▶ [Directions]: Look for "JSON" in the listing below. Gather each line that contains it.

===== Records to process =====

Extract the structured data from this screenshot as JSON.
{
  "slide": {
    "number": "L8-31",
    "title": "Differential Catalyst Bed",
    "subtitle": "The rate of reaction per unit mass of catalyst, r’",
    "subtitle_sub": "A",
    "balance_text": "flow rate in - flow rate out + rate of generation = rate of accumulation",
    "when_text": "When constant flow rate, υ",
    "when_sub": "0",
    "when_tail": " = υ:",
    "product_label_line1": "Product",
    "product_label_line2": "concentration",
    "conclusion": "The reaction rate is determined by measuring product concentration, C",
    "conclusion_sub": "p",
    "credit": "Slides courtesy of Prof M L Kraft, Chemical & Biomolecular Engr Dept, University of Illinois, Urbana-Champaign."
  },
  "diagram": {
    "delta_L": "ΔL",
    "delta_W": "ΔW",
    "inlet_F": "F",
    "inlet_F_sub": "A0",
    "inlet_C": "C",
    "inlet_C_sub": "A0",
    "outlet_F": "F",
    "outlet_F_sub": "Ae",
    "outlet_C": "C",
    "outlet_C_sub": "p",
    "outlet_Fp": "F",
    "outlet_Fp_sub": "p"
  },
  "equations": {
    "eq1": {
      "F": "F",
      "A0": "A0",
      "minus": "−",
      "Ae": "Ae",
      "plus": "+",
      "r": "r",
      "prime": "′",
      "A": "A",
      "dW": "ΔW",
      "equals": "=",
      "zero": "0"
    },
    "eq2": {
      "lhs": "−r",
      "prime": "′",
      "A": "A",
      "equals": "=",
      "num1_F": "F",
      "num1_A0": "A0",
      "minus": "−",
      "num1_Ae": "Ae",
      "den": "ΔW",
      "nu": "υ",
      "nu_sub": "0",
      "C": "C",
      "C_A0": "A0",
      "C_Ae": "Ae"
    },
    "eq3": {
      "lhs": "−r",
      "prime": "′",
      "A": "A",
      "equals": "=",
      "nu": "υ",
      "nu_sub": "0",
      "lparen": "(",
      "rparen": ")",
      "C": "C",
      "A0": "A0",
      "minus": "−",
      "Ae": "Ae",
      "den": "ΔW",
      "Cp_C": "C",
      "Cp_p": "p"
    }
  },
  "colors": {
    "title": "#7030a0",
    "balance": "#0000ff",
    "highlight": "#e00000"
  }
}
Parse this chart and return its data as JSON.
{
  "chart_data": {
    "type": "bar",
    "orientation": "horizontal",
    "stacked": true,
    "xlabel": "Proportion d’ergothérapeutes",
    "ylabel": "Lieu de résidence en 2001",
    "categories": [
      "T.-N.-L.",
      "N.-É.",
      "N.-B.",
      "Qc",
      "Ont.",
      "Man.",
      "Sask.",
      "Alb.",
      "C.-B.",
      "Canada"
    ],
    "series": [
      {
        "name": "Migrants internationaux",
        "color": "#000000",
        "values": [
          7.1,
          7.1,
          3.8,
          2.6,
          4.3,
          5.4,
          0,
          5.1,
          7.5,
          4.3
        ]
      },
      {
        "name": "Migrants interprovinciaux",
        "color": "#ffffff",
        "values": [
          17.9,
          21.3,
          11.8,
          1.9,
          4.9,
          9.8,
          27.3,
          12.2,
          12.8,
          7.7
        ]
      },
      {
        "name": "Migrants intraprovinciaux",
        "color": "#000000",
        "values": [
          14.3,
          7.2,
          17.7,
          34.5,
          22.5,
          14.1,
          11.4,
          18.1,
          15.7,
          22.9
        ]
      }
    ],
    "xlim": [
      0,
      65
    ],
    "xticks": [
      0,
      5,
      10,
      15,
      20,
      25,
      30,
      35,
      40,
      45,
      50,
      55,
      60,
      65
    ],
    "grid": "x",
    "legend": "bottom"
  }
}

=====

▶ [The reply]:
Extract the structured data from this screenshot as JSON.
Parse this chart and return its data as JSON.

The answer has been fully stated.